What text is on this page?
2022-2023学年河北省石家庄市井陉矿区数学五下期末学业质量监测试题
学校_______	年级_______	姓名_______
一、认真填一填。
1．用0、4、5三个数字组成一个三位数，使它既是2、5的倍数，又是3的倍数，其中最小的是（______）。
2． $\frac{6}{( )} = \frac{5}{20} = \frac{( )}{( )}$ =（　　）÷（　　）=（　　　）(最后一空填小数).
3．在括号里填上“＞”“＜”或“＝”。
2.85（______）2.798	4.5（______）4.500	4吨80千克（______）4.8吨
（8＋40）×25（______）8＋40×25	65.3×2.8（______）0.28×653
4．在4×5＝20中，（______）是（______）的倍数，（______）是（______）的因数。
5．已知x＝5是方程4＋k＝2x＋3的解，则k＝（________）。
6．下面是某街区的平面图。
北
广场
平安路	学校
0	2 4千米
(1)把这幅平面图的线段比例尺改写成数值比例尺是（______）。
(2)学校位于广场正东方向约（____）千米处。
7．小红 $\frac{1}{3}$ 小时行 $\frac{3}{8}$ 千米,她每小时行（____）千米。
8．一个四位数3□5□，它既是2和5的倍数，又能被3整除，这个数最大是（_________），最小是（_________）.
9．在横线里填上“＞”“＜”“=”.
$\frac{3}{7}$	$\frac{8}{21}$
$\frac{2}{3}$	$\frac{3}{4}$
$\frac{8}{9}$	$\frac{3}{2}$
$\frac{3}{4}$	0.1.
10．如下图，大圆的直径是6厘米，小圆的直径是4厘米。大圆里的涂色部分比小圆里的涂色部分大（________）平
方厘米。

---

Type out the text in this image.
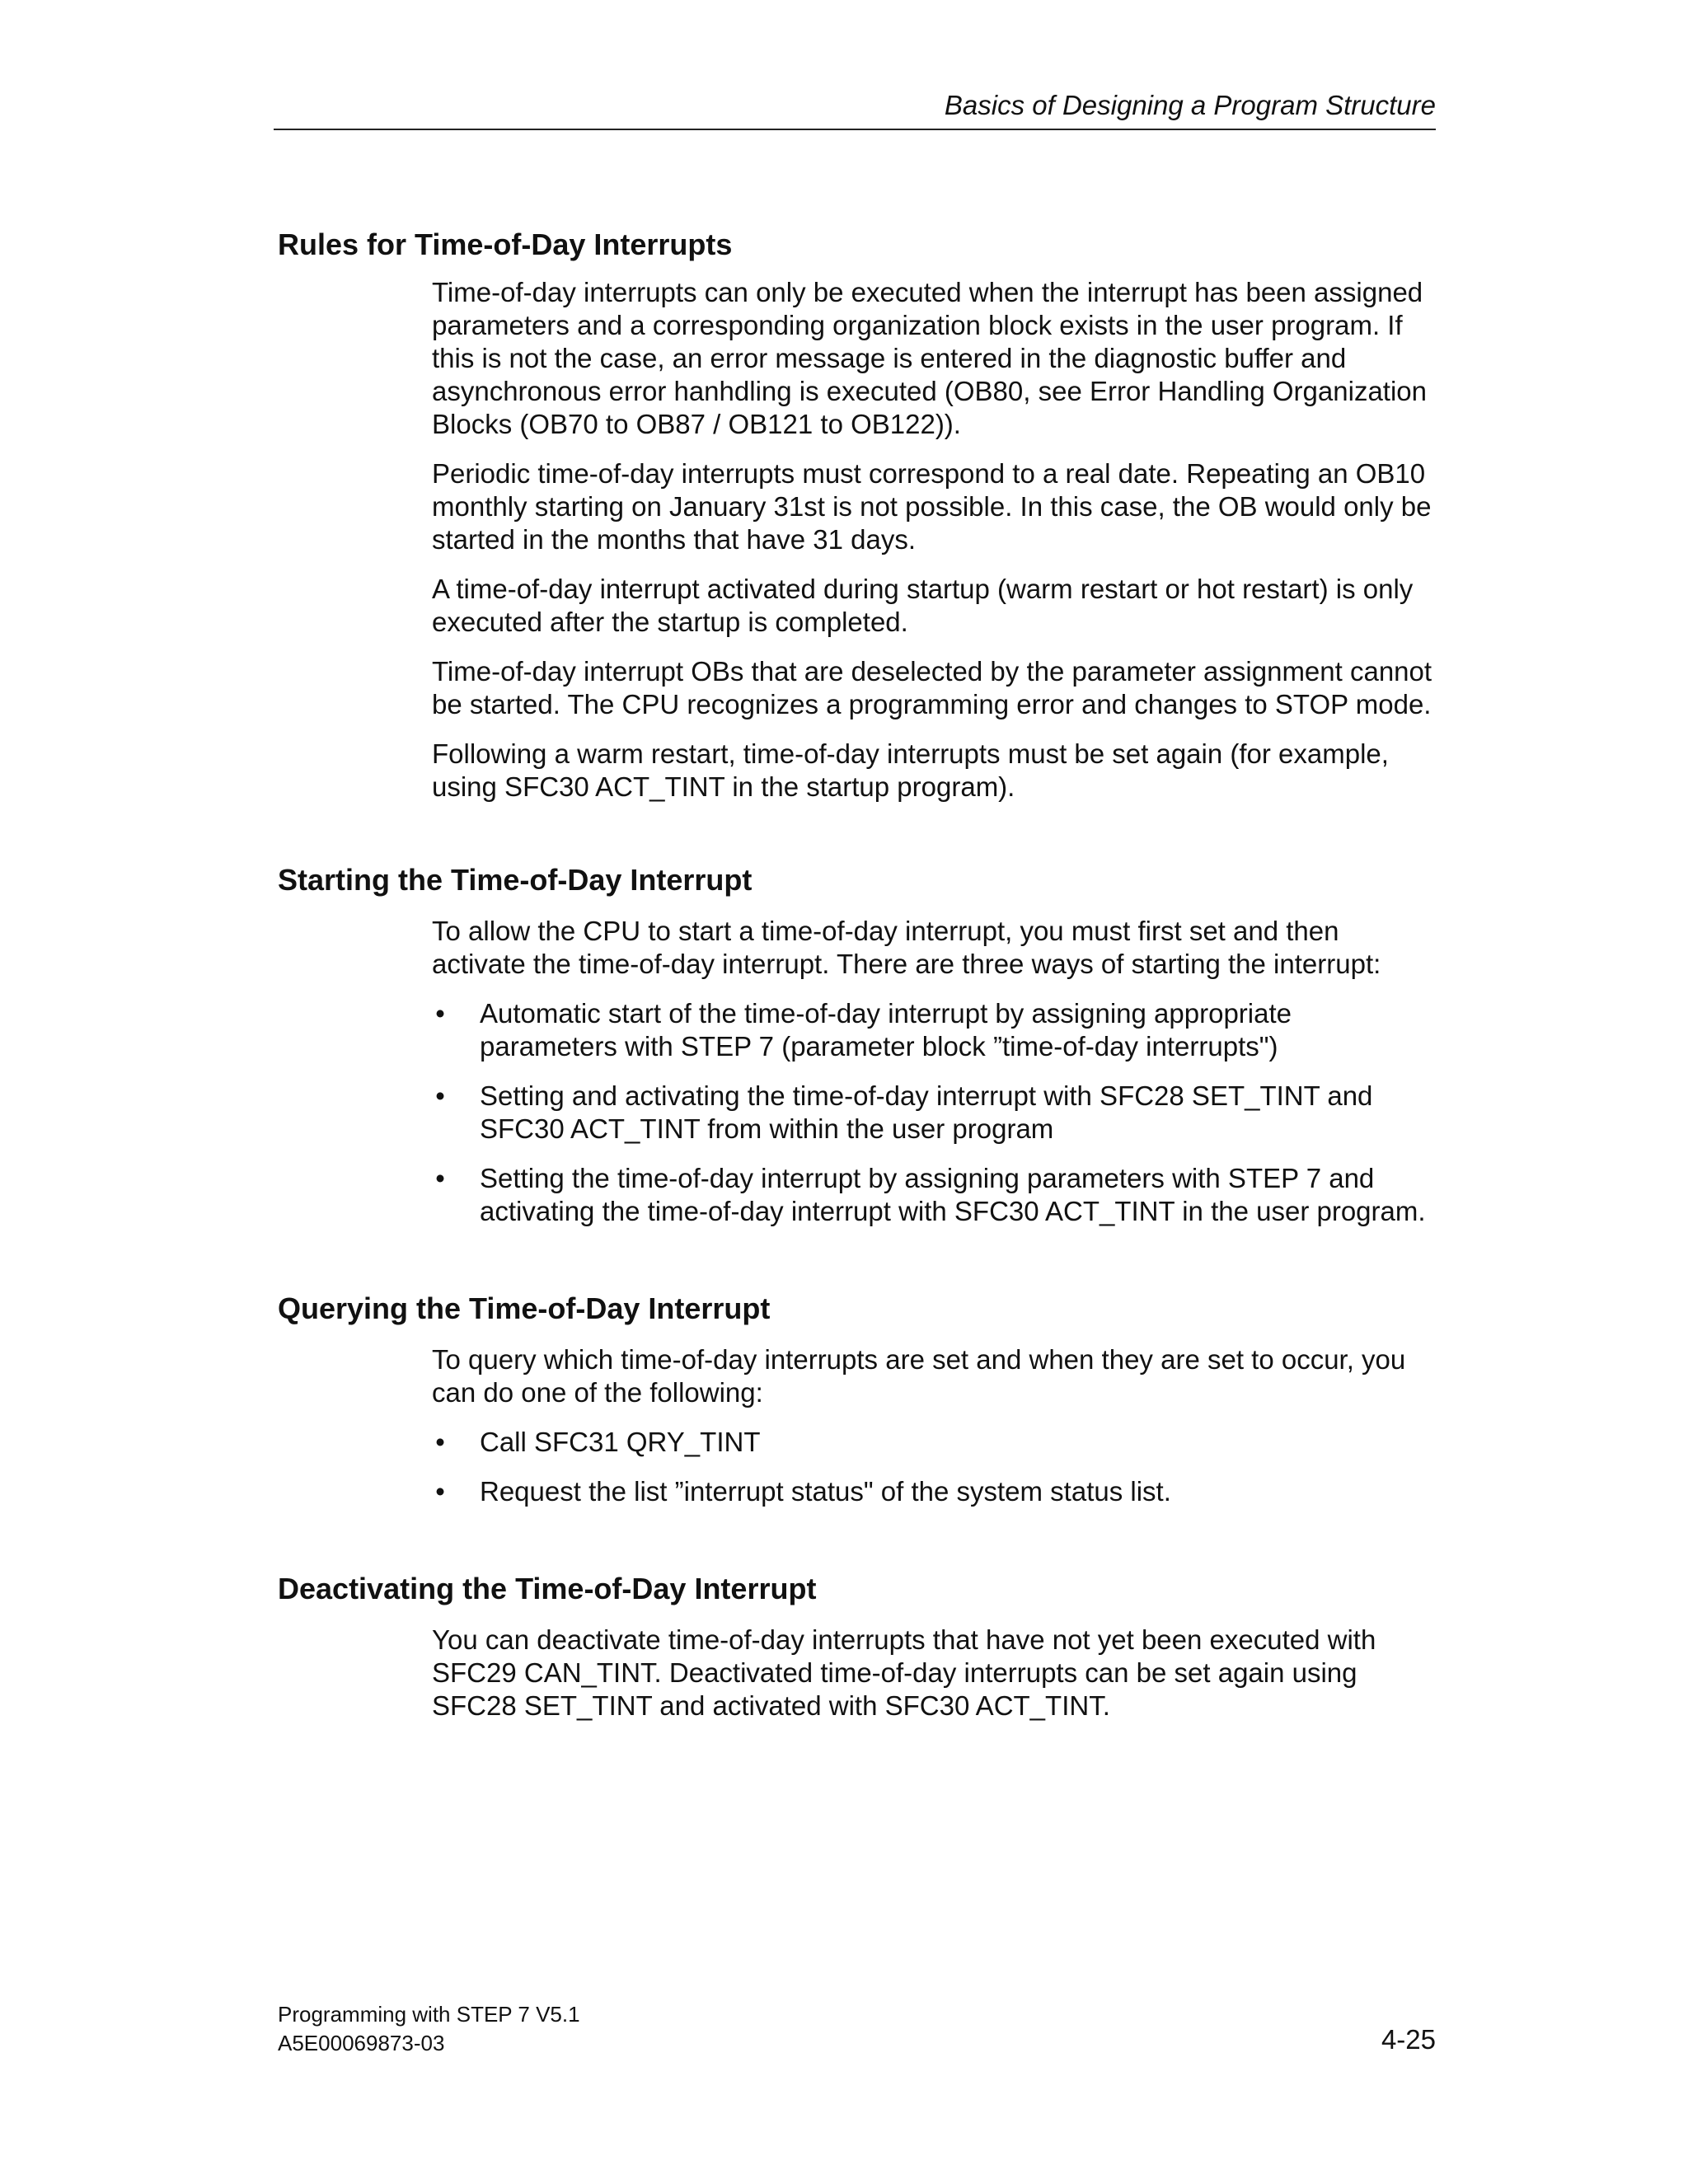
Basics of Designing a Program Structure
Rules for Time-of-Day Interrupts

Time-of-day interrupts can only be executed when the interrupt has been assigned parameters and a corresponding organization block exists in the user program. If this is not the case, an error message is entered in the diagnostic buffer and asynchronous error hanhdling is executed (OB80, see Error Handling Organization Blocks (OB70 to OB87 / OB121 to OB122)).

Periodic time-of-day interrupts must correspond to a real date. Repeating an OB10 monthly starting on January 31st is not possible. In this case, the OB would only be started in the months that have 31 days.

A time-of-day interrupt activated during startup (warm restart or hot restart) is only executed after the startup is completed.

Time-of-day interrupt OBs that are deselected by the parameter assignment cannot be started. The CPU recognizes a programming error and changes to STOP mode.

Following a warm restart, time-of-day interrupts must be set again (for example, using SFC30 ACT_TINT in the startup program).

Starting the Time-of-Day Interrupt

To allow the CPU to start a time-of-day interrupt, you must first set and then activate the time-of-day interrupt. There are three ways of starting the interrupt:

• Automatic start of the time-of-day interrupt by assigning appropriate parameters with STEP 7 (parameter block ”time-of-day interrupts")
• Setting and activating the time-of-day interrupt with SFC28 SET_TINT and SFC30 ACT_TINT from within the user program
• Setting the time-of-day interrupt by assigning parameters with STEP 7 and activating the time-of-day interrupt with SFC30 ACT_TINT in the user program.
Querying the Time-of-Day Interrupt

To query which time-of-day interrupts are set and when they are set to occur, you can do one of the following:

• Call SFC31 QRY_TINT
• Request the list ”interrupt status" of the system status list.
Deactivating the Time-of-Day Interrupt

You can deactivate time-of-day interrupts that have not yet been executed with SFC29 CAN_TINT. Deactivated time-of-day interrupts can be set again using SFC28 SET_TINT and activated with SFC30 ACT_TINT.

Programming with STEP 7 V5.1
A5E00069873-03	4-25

* * *

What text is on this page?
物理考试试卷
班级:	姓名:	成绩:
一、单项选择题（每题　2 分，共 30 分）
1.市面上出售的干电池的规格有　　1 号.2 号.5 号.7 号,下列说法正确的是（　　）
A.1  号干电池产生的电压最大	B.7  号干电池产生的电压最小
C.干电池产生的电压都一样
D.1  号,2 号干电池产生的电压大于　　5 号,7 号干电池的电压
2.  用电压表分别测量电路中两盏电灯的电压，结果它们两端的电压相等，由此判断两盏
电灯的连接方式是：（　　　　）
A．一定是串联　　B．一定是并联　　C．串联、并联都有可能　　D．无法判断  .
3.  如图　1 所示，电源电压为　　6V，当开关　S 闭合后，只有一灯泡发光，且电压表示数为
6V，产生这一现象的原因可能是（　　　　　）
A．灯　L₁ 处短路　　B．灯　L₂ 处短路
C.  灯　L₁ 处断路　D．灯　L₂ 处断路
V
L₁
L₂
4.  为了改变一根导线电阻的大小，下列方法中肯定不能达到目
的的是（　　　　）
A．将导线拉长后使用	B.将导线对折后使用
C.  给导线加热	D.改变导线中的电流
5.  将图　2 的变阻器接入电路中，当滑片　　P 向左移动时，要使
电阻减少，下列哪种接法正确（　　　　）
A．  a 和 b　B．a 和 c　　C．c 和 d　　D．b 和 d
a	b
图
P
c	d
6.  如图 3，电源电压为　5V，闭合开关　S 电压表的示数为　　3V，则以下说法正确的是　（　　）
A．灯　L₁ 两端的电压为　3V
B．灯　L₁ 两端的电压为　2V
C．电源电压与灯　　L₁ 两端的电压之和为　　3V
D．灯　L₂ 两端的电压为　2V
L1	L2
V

(THE EXERCISE):
Note each line of the entries that has "两端的电压为" in it, and copy those lines.

(FINAL ANSWER):
A．灯　L₁ 两端的电压为　3V
B．灯　L₁ 两端的电压为　2V
D．灯　L₂ 两端的电压为　2V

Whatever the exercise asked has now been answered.